>> start Listing

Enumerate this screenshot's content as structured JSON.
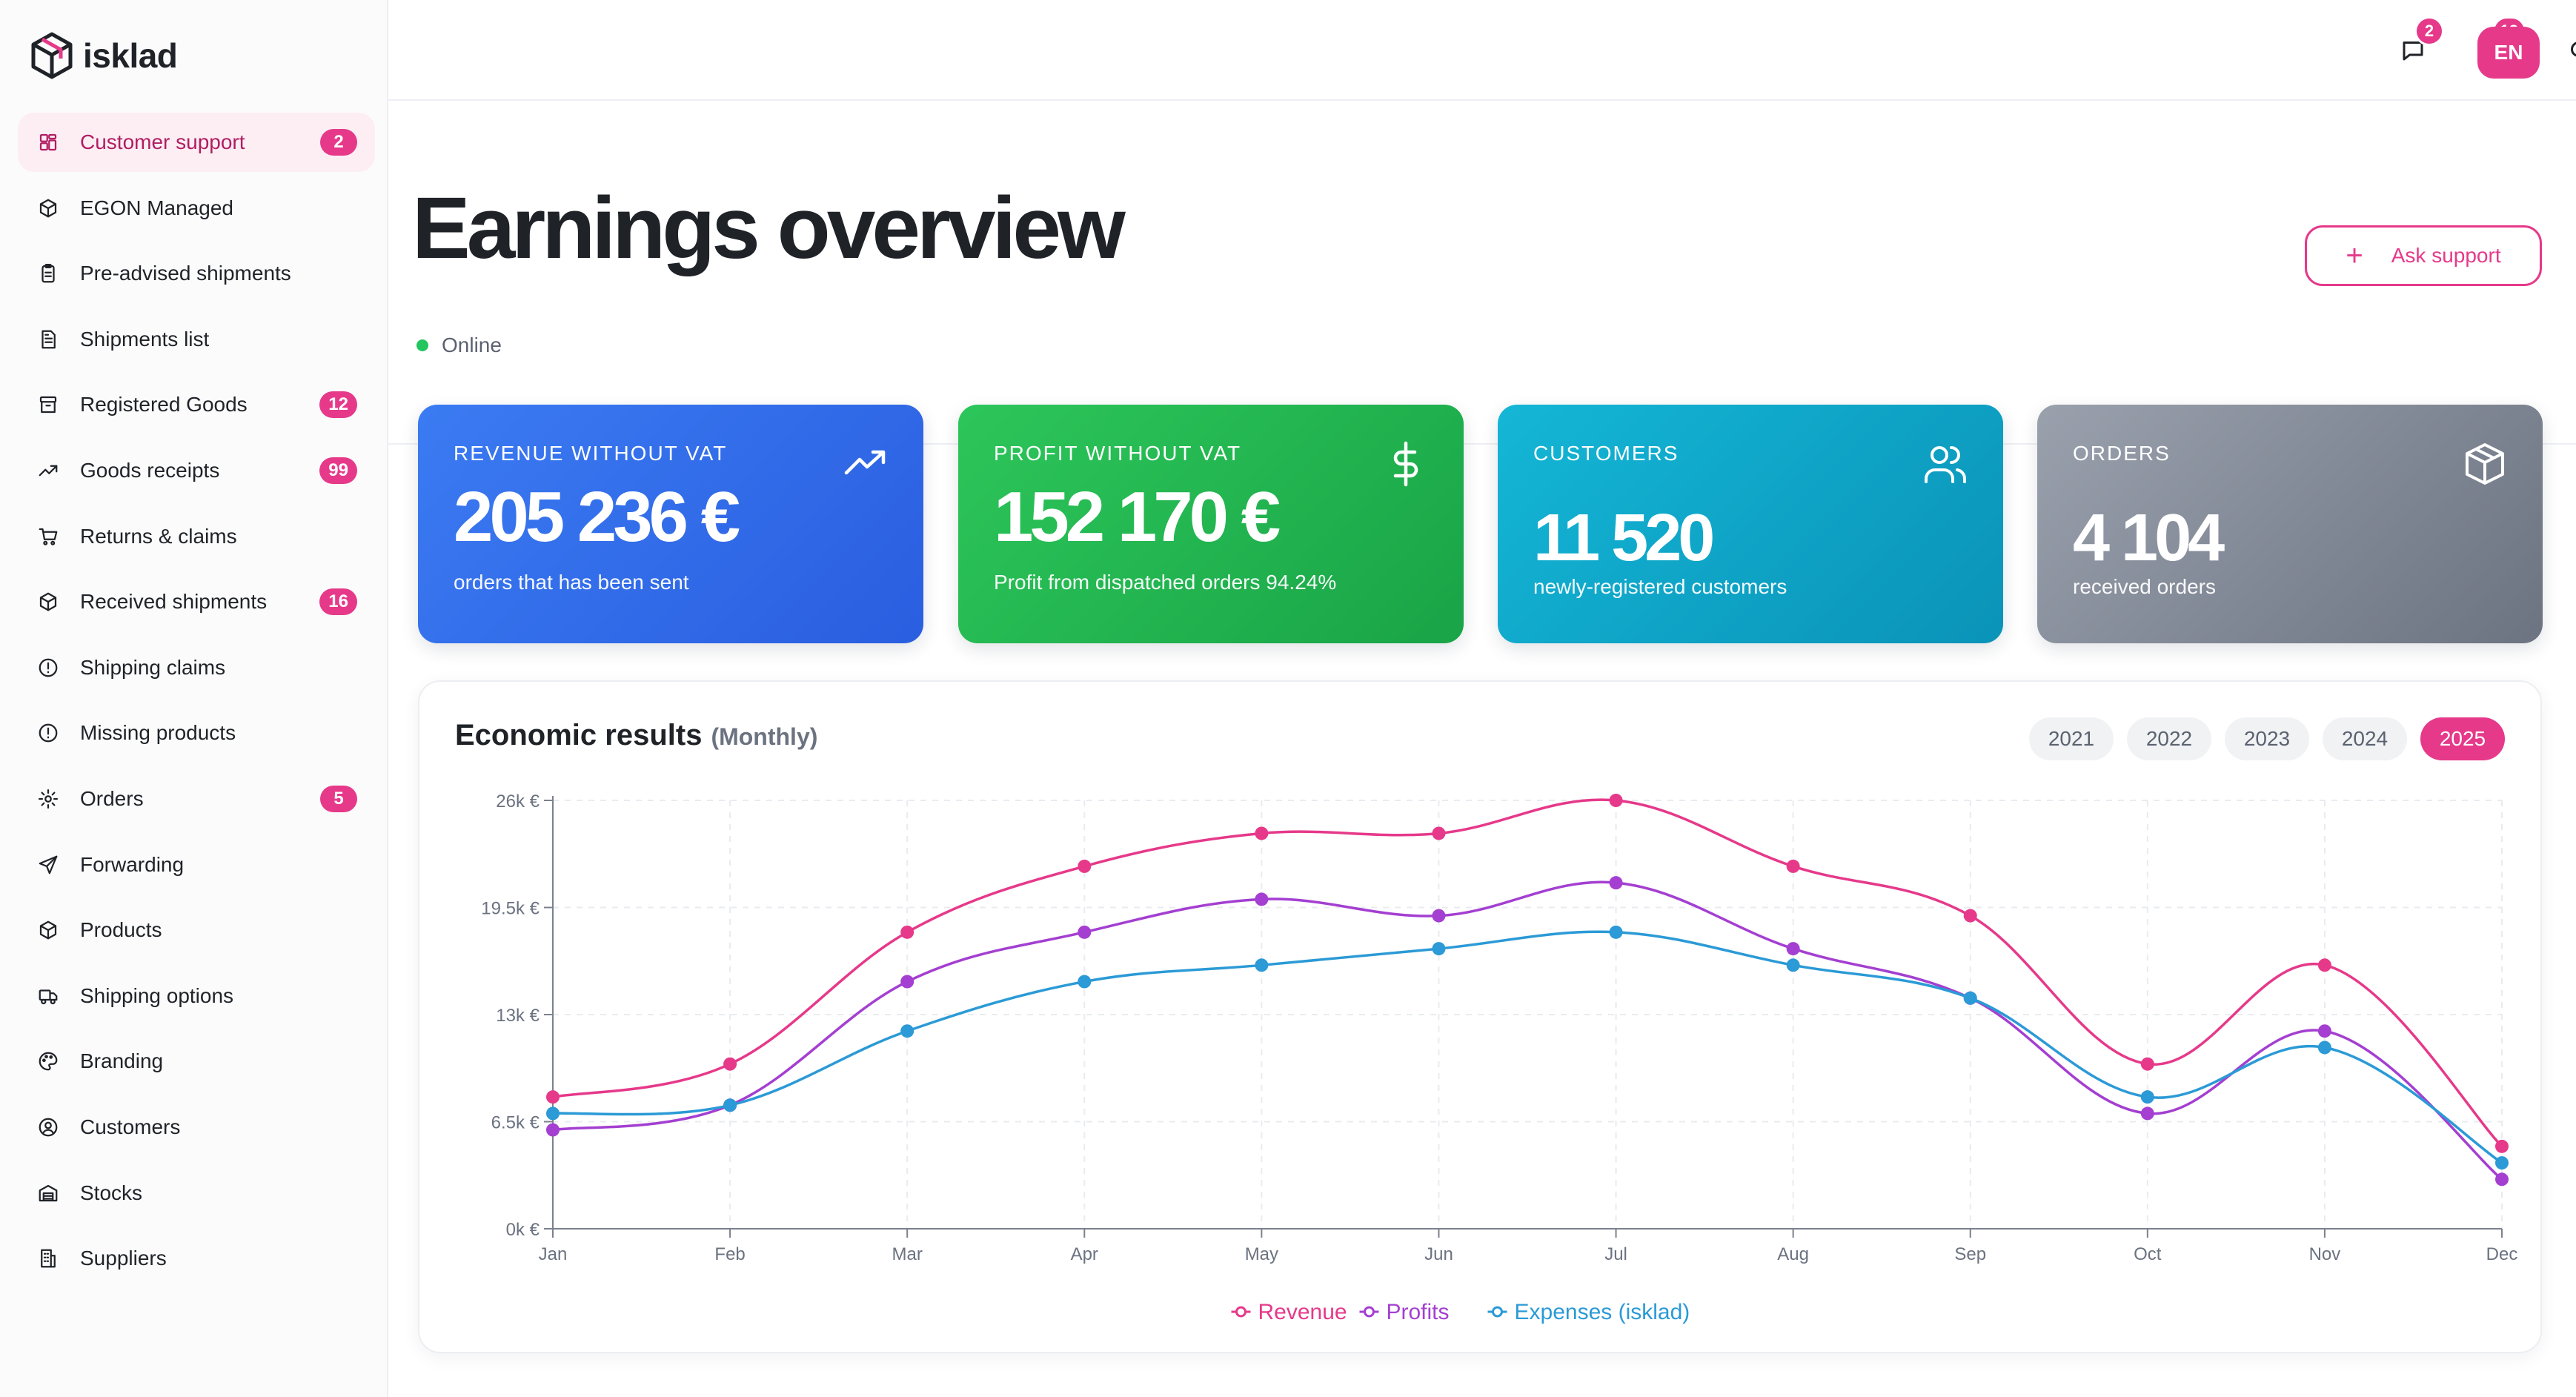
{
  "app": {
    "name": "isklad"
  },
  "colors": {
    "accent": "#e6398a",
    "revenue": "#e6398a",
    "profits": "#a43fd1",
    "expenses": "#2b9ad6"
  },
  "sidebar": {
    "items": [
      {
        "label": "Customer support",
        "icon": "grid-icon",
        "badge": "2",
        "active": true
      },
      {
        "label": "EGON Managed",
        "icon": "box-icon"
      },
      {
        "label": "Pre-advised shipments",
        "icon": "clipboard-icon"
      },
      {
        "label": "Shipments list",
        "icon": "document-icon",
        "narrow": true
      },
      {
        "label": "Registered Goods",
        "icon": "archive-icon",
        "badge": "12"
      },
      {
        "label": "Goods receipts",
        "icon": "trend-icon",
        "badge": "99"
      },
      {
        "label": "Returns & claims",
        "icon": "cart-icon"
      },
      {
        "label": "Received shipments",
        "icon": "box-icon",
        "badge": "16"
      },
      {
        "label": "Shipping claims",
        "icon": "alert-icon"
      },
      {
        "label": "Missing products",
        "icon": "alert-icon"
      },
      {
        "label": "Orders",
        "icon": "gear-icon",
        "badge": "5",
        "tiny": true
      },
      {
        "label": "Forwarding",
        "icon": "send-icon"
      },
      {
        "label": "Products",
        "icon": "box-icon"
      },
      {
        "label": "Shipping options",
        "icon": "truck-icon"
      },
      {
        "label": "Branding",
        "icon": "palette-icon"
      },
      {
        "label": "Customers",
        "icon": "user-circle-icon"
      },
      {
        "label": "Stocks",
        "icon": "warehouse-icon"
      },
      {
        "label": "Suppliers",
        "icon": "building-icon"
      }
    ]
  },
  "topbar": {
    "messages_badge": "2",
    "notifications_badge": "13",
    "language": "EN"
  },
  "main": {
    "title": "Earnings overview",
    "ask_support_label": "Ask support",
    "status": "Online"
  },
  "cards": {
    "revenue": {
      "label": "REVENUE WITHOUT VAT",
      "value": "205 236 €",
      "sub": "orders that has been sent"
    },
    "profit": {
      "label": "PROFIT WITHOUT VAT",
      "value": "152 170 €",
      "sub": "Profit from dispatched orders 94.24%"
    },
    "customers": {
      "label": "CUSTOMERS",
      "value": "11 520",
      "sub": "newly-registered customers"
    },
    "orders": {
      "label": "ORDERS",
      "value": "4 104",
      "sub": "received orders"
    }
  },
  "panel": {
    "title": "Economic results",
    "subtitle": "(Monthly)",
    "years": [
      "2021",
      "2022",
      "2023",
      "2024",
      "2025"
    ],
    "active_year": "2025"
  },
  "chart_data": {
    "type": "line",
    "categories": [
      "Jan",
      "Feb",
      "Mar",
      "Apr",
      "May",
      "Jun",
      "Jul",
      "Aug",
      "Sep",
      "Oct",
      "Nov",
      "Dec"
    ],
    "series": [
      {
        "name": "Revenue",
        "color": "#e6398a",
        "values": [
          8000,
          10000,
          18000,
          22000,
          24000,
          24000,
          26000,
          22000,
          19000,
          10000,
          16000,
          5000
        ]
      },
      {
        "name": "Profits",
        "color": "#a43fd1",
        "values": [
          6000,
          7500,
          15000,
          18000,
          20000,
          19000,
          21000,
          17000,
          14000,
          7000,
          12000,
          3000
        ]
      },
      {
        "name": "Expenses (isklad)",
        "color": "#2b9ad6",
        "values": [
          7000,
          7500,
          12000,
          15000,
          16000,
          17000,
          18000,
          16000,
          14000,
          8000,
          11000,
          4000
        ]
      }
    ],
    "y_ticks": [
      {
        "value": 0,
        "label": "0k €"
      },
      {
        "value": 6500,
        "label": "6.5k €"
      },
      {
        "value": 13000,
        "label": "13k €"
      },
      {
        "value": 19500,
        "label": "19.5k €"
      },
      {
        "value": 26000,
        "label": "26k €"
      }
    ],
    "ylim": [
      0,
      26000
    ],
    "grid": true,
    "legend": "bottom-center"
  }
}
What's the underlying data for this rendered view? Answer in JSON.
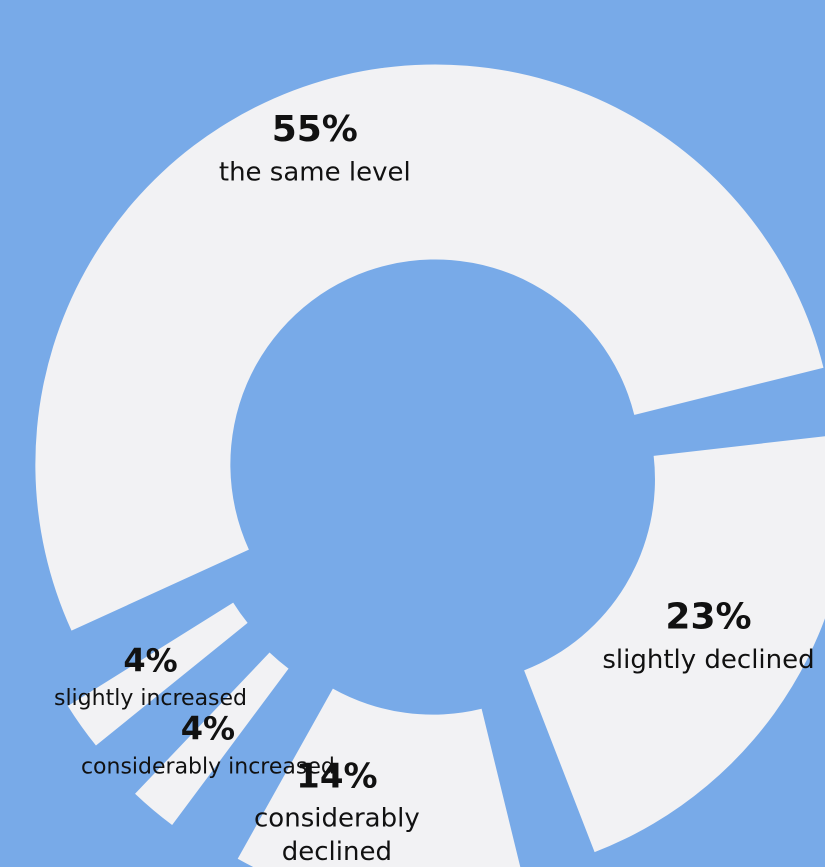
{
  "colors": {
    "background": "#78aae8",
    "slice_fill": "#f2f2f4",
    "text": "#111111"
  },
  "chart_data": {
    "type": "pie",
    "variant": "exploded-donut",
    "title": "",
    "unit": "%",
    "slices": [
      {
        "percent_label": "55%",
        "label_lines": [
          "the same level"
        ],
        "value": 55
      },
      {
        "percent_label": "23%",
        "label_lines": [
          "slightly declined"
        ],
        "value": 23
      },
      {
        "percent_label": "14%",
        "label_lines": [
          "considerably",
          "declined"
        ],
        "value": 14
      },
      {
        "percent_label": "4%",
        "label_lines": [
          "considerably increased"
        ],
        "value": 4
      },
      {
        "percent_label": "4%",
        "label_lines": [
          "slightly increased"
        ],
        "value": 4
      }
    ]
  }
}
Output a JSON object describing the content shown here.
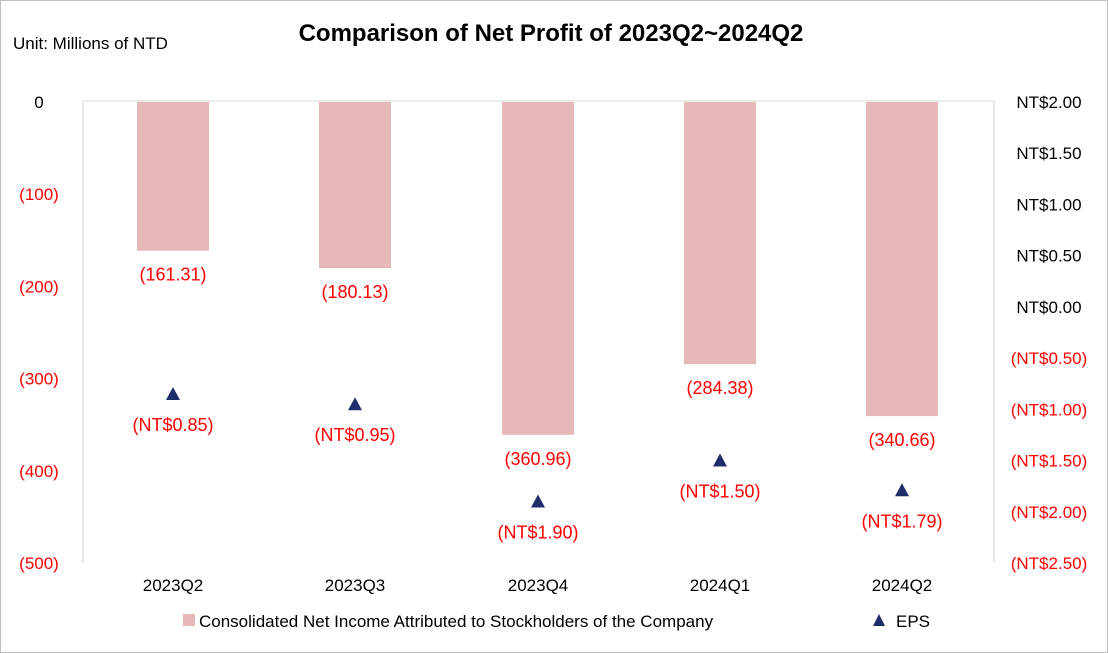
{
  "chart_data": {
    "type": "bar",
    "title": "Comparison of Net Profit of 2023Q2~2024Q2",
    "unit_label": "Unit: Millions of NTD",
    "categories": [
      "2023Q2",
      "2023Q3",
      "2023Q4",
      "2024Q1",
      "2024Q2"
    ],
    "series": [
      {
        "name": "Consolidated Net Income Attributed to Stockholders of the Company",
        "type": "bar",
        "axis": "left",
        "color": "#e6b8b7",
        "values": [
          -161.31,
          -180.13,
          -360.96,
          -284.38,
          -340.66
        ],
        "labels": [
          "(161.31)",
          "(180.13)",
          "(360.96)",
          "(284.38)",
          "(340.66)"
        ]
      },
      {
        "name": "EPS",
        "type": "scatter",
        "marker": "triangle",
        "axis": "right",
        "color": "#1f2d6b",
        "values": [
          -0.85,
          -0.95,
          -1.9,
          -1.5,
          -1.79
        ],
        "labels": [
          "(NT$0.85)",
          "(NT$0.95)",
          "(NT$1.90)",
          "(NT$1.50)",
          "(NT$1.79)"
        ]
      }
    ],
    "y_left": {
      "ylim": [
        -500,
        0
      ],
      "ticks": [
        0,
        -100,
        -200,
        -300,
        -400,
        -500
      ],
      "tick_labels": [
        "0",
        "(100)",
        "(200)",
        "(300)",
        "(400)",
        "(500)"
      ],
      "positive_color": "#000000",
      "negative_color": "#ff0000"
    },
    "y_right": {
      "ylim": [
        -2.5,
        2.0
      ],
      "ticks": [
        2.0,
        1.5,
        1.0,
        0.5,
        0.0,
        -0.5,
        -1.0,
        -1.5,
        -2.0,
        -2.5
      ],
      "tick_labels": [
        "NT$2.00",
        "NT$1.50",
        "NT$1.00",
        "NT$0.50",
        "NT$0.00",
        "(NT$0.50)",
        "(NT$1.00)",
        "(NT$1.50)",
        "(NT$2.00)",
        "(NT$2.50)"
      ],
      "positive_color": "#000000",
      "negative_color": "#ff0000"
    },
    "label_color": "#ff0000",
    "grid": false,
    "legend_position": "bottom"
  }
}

>> end Listing

- [Problem requirements]
Copy the entries above faithfully and omit every image.

- [Response]
Enumerate this screenshot's content as structured JSON.
{
  "app": {
    "name": "isklad"
  },
  "colors": {
    "accent": "#e6398a",
    "revenue": "#e6398a",
    "profits": "#a43fd1",
    "expenses": "#2b9ad6"
  },
  "sidebar": {
    "items": [
      {
        "label": "Customer support",
        "icon": "grid-icon",
        "badge": "2",
        "active": true
      },
      {
        "label": "EGON Managed",
        "icon": "box-icon"
      },
      {
        "label": "Pre-advised shipments",
        "icon": "clipboard-icon"
      },
      {
        "label": "Shipments list",
        "icon": "document-icon",
        "narrow": true
      },
      {
        "label": "Registered Goods",
        "icon": "archive-icon",
        "badge": "12"
      },
      {
        "label": "Goods receipts",
        "icon": "trend-icon",
        "badge": "99"
      },
      {
        "label": "Returns & claims",
        "icon": "cart-icon"
      },
      {
        "label": "Received shipments",
        "icon": "box-icon",
        "badge": "16"
      },
      {
        "label": "Shipping claims",
        "icon": "alert-icon"
      },
      {
        "label": "Missing products",
        "icon": "alert-icon"
      },
      {
        "label": "Orders",
        "icon": "gear-icon",
        "badge": "5",
        "tiny": true
      },
      {
        "label": "Forwarding",
        "icon": "send-icon"
      },
      {
        "label": "Products",
        "icon": "box-icon"
      },
      {
        "label": "Shipping options",
        "icon": "truck-icon"
      },
      {
        "label": "Branding",
        "icon": "palette-icon"
      },
      {
        "label": "Customers",
        "icon": "user-circle-icon"
      },
      {
        "label": "Stocks",
        "icon": "warehouse-icon"
      },
      {
        "label": "Suppliers",
        "icon": "building-icon"
      }
    ]
  },
  "topbar": {
    "messages_badge": "2",
    "notifications_badge": "13",
    "language": "EN"
  },
  "main": {
    "title": "Earnings overview",
    "ask_support_label": "Ask support",
    "status": "Online"
  },
  "cards": {
    "revenue": {
      "label": "REVENUE WITHOUT VAT",
      "value": "205 236 €",
      "sub": "orders that has been sent"
    },
    "profit": {
      "label": "PROFIT WITHOUT VAT",
      "value": "152 170 €",
      "sub": "Profit from dispatched orders 94.24%"
    },
    "customers": {
      "label": "CUSTOMERS",
      "value": "11 520",
      "sub": "newly-registered customers"
    },
    "orders": {
      "label": "ORDERS",
      "value": "4 104",
      "sub": "received orders"
    }
  },
  "panel": {
    "title": "Economic results",
    "subtitle": "(Monthly)",
    "years": [
      "2021",
      "2022",
      "2023",
      "2024",
      "2025"
    ],
    "active_year": "2025"
  },
  "chart_data": {
    "type": "line",
    "categories": [
      "Jan",
      "Feb",
      "Mar",
      "Apr",
      "May",
      "Jun",
      "Jul",
      "Aug",
      "Sep",
      "Oct",
      "Nov",
      "Dec"
    ],
    "series": [
      {
        "name": "Revenue",
        "color": "#e6398a",
        "values": [
          8000,
          10000,
          18000,
          22000,
          24000,
          24000,
          26000,
          22000,
          19000,
          10000,
          16000,
          5000
        ]
      },
      {
        "name": "Profits",
        "color": "#a43fd1",
        "values": [
          6000,
          7500,
          15000,
          18000,
          20000,
          19000,
          21000,
          17000,
          14000,
          7000,
          12000,
          3000
        ]
      },
      {
        "name": "Expenses (isklad)",
        "color": "#2b9ad6",
        "values": [
          7000,
          7500,
          12000,
          15000,
          16000,
          17000,
          18000,
          16000,
          14000,
          8000,
          11000,
          4000
        ]
      }
    ],
    "y_ticks": [
      {
        "value": 0,
        "label": "0k €"
      },
      {
        "value": 6500,
        "label": "6.5k €"
      },
      {
        "value": 13000,
        "label": "13k €"
      },
      {
        "value": 19500,
        "label": "19.5k €"
      },
      {
        "value": 26000,
        "label": "26k €"
      }
    ],
    "ylim": [
      0,
      26000
    ],
    "grid": true,
    "legend": "bottom-center"
  }
}
What's the underlying data for this rendered view? Answer in JSON.
{
  "colors": {
    "background": "#78aae8",
    "slice_fill": "#f2f2f4",
    "text": "#111111"
  },
  "chart_data": {
    "type": "pie",
    "variant": "exploded-donut",
    "title": "",
    "unit": "%",
    "slices": [
      {
        "percent_label": "55%",
        "label_lines": [
          "the same level"
        ],
        "value": 55
      },
      {
        "percent_label": "23%",
        "label_lines": [
          "slightly declined"
        ],
        "value": 23
      },
      {
        "percent_label": "14%",
        "label_lines": [
          "considerably",
          "declined"
        ],
        "value": 14
      },
      {
        "percent_label": "4%",
        "label_lines": [
          "considerably increased"
        ],
        "value": 4
      },
      {
        "percent_label": "4%",
        "label_lines": [
          "slightly increased"
        ],
        "value": 4
      }
    ]
  }
}
Output a JSON object describing the content shown here.
{
  "chart_data": {
    "type": "bar",
    "title": "Comparison of Net Profit of 2023Q2~2024Q2",
    "unit_label": "Unit: Millions of NTD",
    "categories": [
      "2023Q2",
      "2023Q3",
      "2023Q4",
      "2024Q1",
      "2024Q2"
    ],
    "series": [
      {
        "name": "Consolidated Net Income Attributed to Stockholders of the Company",
        "type": "bar",
        "axis": "left",
        "color": "#e6b8b7",
        "values": [
          -161.31,
          -180.13,
          -360.96,
          -284.38,
          -340.66
        ],
        "labels": [
          "(161.31)",
          "(180.13)",
          "(360.96)",
          "(284.38)",
          "(340.66)"
        ]
      },
      {
        "name": "EPS",
        "type": "scatter",
        "marker": "triangle",
        "axis": "right",
        "color": "#1f2d6b",
        "values": [
          -0.85,
          -0.95,
          -1.9,
          -1.5,
          -1.79
        ],
        "labels": [
          "(NT$0.85)",
          "(NT$0.95)",
          "(NT$1.90)",
          "(NT$1.50)",
          "(NT$1.79)"
        ]
      }
    ],
    "y_left": {
      "ylim": [
        -500,
        0
      ],
      "ticks": [
        0,
        -100,
        -200,
        -300,
        -400,
        -500
      ],
      "tick_labels": [
        "0",
        "(100)",
        "(200)",
        "(300)",
        "(400)",
        "(500)"
      ],
      "positive_color": "#000000",
      "negative_color": "#ff0000"
    },
    "y_right": {
      "ylim": [
        -2.5,
        2.0
      ],
      "ticks": [
        2.0,
        1.5,
        1.0,
        0.5,
        0.0,
        -0.5,
        -1.0,
        -1.5,
        -2.0,
        -2.5
      ],
      "tick_labels": [
        "NT$2.00",
        "NT$1.50",
        "NT$1.00",
        "NT$0.50",
        "NT$0.00",
        "(NT$0.50)",
        "(NT$1.00)",
        "(NT$1.50)",
        "(NT$2.00)",
        "(NT$2.50)"
      ],
      "positive_color": "#000000",
      "negative_color": "#ff0000"
    },
    "label_color": "#ff0000",
    "grid": false,
    "legend_position": "bottom"
  }
}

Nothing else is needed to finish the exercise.